Data items:
##############################

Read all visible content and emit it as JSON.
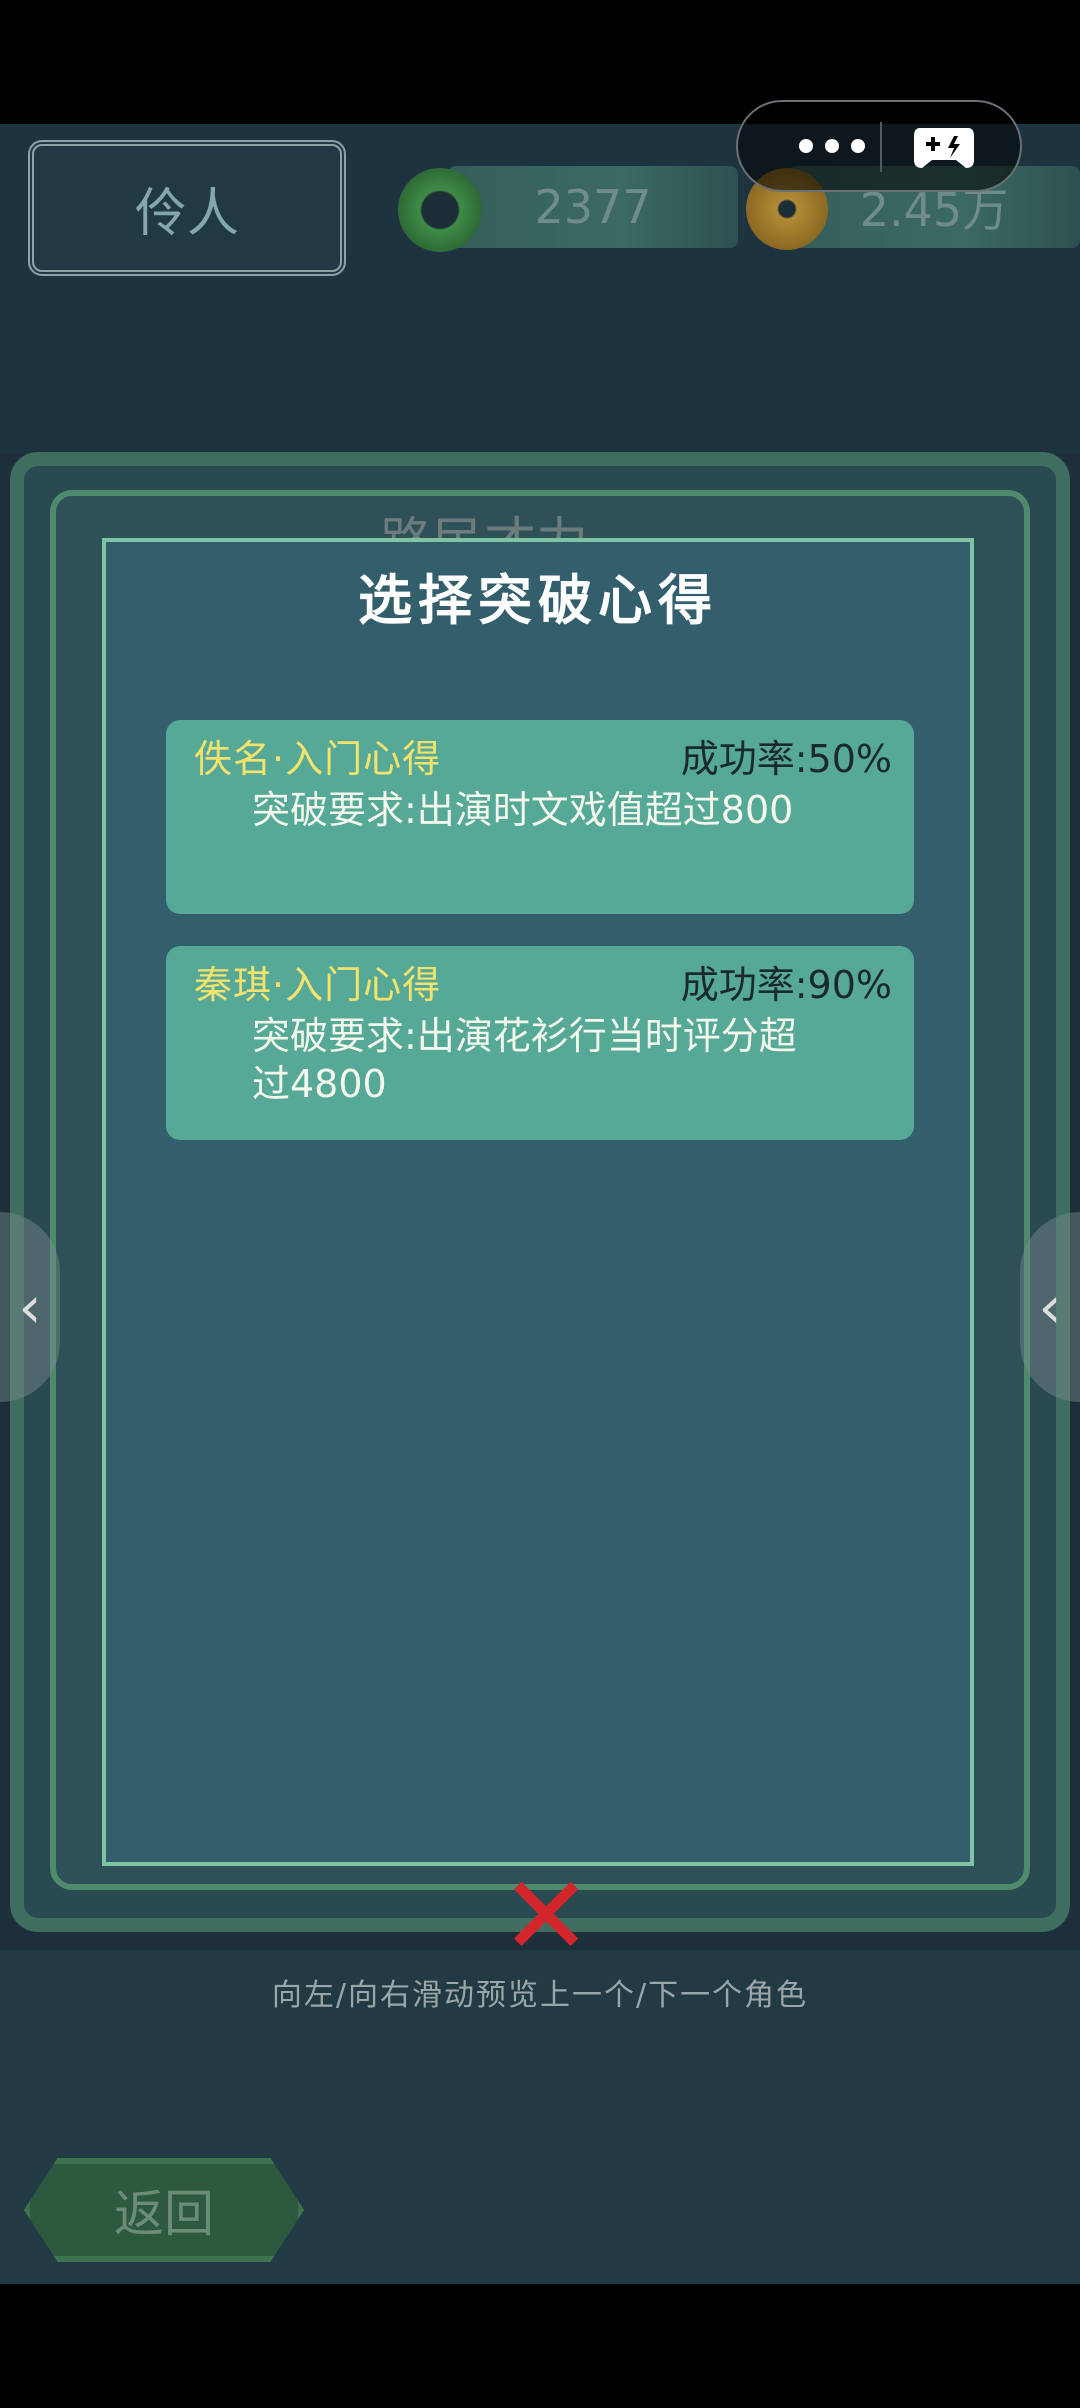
{
  "top_bar": {
    "player_name": "伶人",
    "jade_amount": "2377",
    "coin_amount": "2.45万"
  },
  "capsule": {
    "more_icon": "dots-icon",
    "game_icon": "gamepad-icon"
  },
  "background": {
    "panel_title": "路民才力",
    "hint": "向左/向右滑动预览上一个/下一个角色",
    "back_label": "返回"
  },
  "modal": {
    "title": "选择突破心得",
    "cards": [
      {
        "name": "佚名·入门心得",
        "rate": "成功率:50%",
        "requirement": "突破要求:出演时文戏值超过800"
      },
      {
        "name": "秦琪·入门心得",
        "rate": "成功率:90%",
        "requirement": "突破要求:出演花衫行当时评分超过4800"
      }
    ],
    "close_icon": "close-x-icon"
  },
  "colors": {
    "modal_bg": "#335e6b",
    "card_bg": "#56a997",
    "card_name": "#f3e26d",
    "close": "#d3262c"
  }
}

##############################

Exercise prompt:
Only lines that contain the word "突破要求" are wanted; copy each of them.

Result below:
        "requirement": "突破要求:出演时文戏值超过800"
        "requirement": "突破要求:出演花衫行当时评分超过4800"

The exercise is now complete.